§ **Excerpted records**
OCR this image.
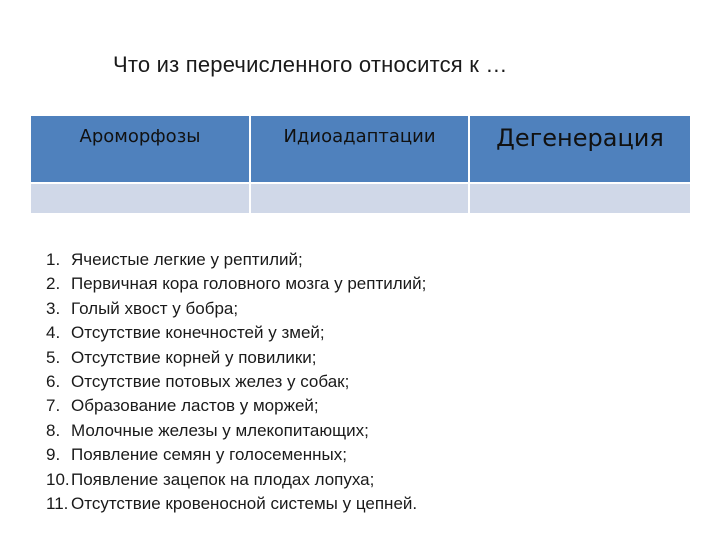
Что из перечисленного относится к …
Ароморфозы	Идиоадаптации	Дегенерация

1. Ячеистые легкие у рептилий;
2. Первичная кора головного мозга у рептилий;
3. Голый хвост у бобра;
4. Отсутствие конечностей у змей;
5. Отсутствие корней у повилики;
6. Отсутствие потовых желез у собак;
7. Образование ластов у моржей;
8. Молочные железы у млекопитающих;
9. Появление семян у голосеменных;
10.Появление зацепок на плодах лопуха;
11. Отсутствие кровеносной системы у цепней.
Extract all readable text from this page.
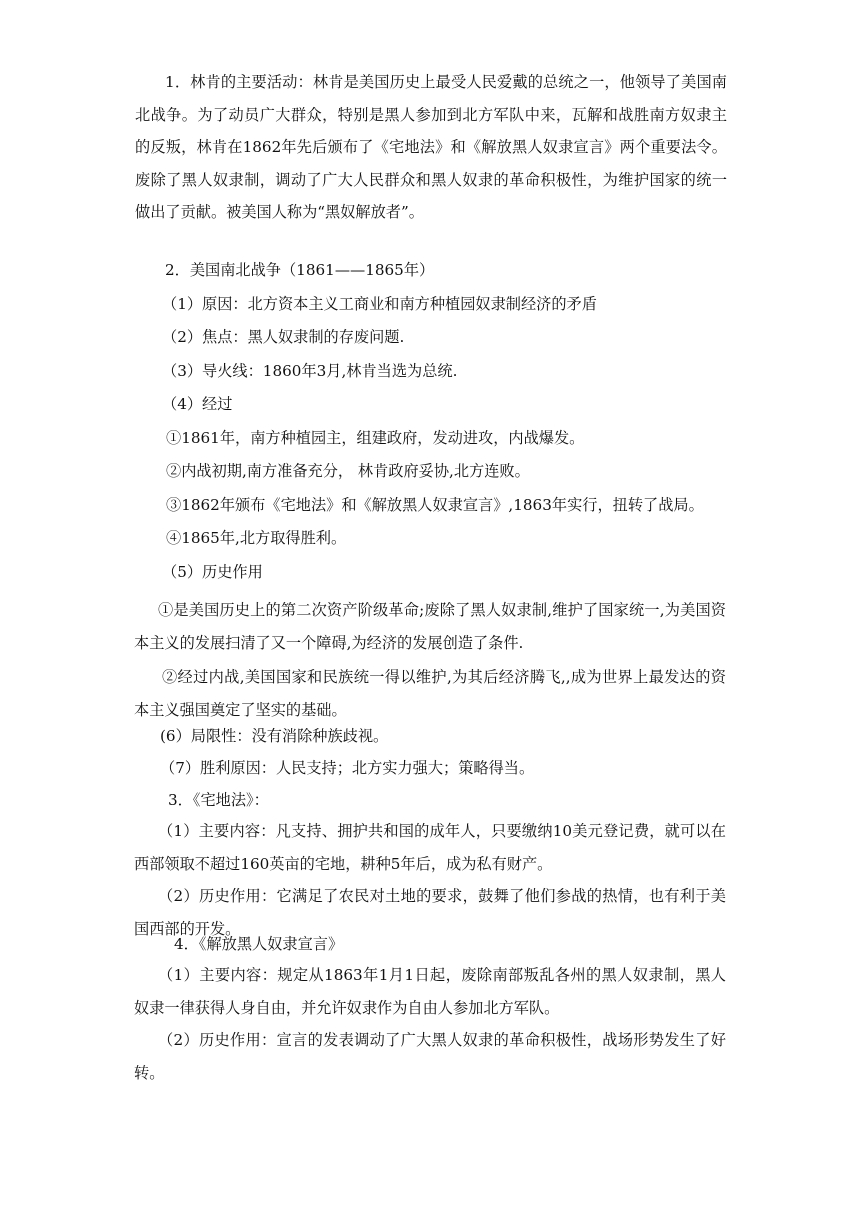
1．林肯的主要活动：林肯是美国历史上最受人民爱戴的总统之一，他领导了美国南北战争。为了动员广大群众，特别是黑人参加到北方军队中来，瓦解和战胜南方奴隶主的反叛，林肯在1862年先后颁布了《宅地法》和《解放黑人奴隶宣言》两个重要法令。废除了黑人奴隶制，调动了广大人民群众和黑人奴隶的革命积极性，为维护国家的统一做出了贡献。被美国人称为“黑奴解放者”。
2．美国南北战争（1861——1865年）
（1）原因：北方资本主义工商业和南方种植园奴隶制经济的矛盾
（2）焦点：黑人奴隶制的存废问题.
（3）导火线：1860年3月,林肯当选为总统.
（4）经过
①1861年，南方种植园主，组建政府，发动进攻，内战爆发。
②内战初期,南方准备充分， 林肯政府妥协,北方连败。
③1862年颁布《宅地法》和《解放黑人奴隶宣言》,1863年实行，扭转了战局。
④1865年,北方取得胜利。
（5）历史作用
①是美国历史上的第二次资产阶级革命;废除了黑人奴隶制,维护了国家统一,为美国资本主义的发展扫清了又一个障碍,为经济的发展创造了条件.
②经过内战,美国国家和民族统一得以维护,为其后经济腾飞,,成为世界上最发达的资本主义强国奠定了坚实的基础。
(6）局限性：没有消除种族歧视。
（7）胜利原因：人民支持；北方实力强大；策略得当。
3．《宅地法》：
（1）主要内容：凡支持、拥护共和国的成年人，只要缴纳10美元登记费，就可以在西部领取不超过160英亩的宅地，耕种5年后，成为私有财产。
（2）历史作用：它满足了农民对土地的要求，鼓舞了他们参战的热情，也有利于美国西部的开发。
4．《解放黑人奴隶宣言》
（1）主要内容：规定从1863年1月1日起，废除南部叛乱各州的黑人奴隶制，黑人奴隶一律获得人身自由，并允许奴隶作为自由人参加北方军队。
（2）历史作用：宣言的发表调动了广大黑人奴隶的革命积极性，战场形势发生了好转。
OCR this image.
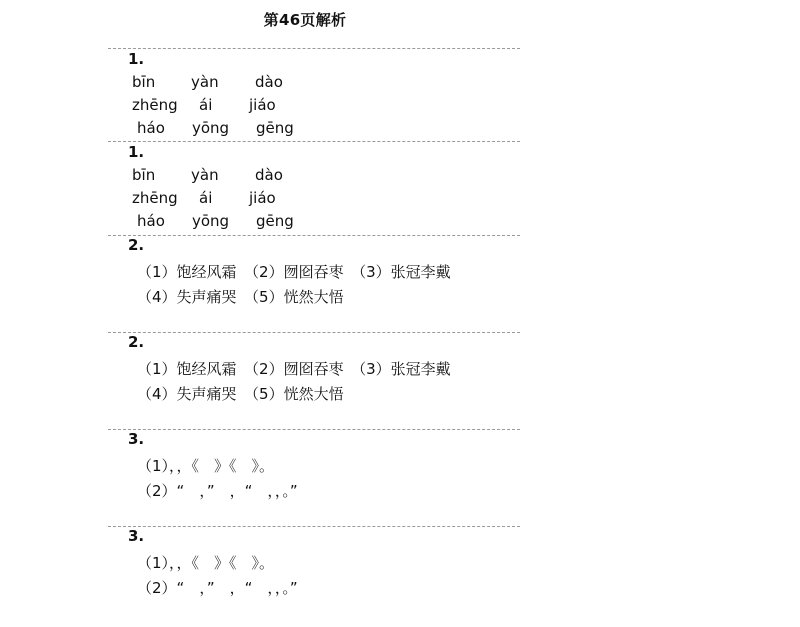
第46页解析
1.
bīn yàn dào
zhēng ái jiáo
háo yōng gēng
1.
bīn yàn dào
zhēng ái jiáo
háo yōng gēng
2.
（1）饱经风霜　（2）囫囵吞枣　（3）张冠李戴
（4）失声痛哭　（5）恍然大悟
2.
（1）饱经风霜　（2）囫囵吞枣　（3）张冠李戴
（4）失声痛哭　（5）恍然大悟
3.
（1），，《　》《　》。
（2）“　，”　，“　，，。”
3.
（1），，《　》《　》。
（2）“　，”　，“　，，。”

§ **What you should do**
Reproduce the listing word for word and omit its pictures.

§ **Response**
OCR this image.
Что из перечисленного относится к …
Ароморфозы	Идиоадаптации	Дегенерация

1. Ячеистые легкие у рептилий;
2. Первичная кора головного мозга у рептилий;
3. Голый хвост у бобра;
4. Отсутствие конечностей у змей;
5. Отсутствие корней у повилики;
6. Отсутствие потовых желез у собак;
7. Образование ластов у моржей;
8. Молочные железы у млекопитающих;
9. Появление семян у голосеменных;
10.Появление зацепок на плодах лопуха;
11. Отсутствие кровеносной системы у цепней.
Extract all readable text from this page.
1．林肯的主要活动：林肯是美国历史上最受人民爱戴的总统之一，他领导了美国南北战争。为了动员广大群众，特别是黑人参加到北方军队中来，瓦解和战胜南方奴隶主的反叛，林肯在1862年先后颁布了《宅地法》和《解放黑人奴隶宣言》两个重要法令。废除了黑人奴隶制，调动了广大人民群众和黑人奴隶的革命积极性，为维护国家的统一做出了贡献。被美国人称为“黑奴解放者”。
2．美国南北战争（1861——1865年）
（1）原因：北方资本主义工商业和南方种植园奴隶制经济的矛盾
（2）焦点：黑人奴隶制的存废问题.
（3）导火线：1860年3月,林肯当选为总统.
（4）经过
①1861年，南方种植园主，组建政府，发动进攻，内战爆发。
②内战初期,南方准备充分， 林肯政府妥协,北方连败。
③1862年颁布《宅地法》和《解放黑人奴隶宣言》,1863年实行，扭转了战局。
④1865年,北方取得胜利。
（5）历史作用
①是美国历史上的第二次资产阶级革命;废除了黑人奴隶制,维护了国家统一,为美国资本主义的发展扫清了又一个障碍,为经济的发展创造了条件.
②经过内战,美国国家和民族统一得以维护,为其后经济腾飞,,成为世界上最发达的资本主义强国奠定了坚实的基础。
(6）局限性：没有消除种族歧视。
（7）胜利原因：人民支持；北方实力强大；策略得当。
3．《宅地法》：
（1）主要内容：凡支持、拥护共和国的成年人，只要缴纳10美元登记费，就可以在西部领取不超过160英亩的宅地，耕种5年后，成为私有财产。
（2）历史作用：它满足了农民对土地的要求，鼓舞了他们参战的热情，也有利于美国西部的开发。
4．《解放黑人奴隶宣言》
（1）主要内容：规定从1863年1月1日起，废除南部叛乱各州的黑人奴隶制，黑人奴隶一律获得人身自由，并允许奴隶作为自由人参加北方军队。
（2）历史作用：宣言的发表调动了广大黑人奴隶的革命积极性，战场形势发生了好转。
OCR this image.
第46页解析
1.
bīn yàn dào
zhēng ái jiáo
háo yōng gēng
1.
bīn yàn dào
zhēng ái jiáo
háo yōng gēng
2.
（1）饱经风霜　（2）囫囵吞枣　（3）张冠李戴
（4）失声痛哭　（5）恍然大悟
2.
（1）饱经风霜　（2）囫囵吞枣　（3）张冠李戴
（4）失声痛哭　（5）恍然大悟
3.
（1），，《　》《　》。
（2）“　，”　，“　，，。”
3.
（1），，《　》《　》。
（2）“　，”　，“　，，。”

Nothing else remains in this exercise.